Extracted information:
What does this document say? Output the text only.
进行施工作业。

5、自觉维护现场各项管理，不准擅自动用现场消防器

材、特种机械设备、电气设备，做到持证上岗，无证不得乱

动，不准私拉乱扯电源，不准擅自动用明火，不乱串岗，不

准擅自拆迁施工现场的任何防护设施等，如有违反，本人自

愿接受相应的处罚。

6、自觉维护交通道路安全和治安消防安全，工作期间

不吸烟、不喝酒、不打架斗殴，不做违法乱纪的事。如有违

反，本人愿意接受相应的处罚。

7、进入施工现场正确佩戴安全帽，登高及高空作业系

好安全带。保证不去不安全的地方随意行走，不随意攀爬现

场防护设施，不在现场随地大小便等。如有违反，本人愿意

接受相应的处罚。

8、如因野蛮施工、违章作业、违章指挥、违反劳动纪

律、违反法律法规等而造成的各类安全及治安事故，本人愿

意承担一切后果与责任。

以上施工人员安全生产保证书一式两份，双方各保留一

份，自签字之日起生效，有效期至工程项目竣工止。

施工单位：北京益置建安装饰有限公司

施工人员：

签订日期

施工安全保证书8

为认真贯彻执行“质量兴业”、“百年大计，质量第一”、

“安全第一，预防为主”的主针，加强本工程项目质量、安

...

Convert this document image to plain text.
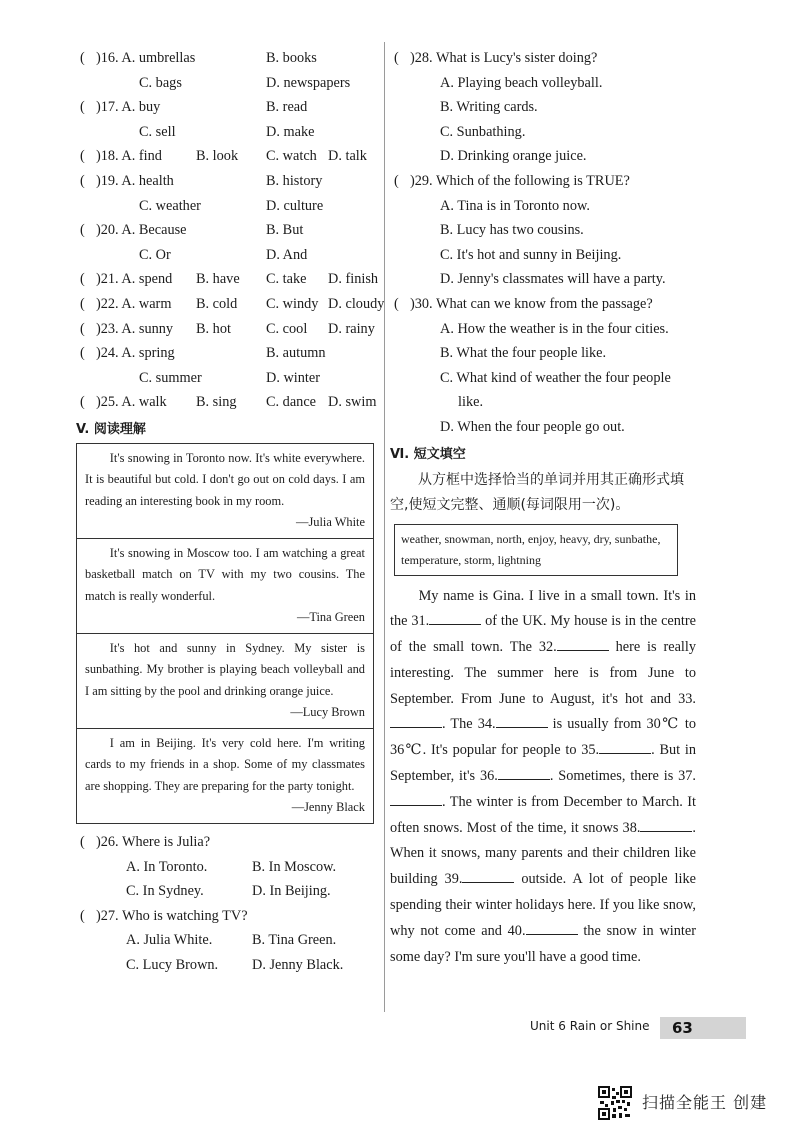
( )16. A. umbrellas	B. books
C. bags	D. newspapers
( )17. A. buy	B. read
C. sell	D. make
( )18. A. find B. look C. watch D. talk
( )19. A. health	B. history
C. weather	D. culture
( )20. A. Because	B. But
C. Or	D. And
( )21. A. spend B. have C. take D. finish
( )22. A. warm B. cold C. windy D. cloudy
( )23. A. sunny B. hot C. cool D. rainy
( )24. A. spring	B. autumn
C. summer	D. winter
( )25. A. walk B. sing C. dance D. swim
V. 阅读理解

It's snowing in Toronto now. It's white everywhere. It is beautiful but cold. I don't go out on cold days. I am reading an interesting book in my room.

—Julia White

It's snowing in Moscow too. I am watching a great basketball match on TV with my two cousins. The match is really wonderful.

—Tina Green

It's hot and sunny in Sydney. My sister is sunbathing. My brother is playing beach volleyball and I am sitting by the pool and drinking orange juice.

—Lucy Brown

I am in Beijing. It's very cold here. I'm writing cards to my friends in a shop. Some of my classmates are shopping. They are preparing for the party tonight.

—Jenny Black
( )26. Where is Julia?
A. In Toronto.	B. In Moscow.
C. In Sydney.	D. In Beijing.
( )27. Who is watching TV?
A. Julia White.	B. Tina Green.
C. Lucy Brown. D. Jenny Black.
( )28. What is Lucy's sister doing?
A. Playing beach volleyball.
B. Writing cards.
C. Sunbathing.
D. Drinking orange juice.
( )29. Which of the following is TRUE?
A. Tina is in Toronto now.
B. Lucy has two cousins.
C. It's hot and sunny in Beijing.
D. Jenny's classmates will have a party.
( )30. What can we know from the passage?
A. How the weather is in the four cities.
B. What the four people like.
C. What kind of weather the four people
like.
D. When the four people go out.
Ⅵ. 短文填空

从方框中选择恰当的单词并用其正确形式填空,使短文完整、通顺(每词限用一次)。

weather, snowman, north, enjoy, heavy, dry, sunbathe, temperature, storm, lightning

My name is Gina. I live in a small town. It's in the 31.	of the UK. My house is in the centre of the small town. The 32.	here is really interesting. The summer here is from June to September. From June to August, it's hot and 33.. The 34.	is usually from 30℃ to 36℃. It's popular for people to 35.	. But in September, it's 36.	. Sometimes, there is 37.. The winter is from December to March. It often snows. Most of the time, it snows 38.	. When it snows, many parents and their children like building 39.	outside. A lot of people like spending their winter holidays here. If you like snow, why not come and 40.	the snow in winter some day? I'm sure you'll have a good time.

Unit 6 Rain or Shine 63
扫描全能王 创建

Task to complete: Check each line of the entries above for the word "Julia". List the ones that have it.

Response below:
—Julia White
( )26. Where is Julia?
A. Julia White.	B. Tina Green.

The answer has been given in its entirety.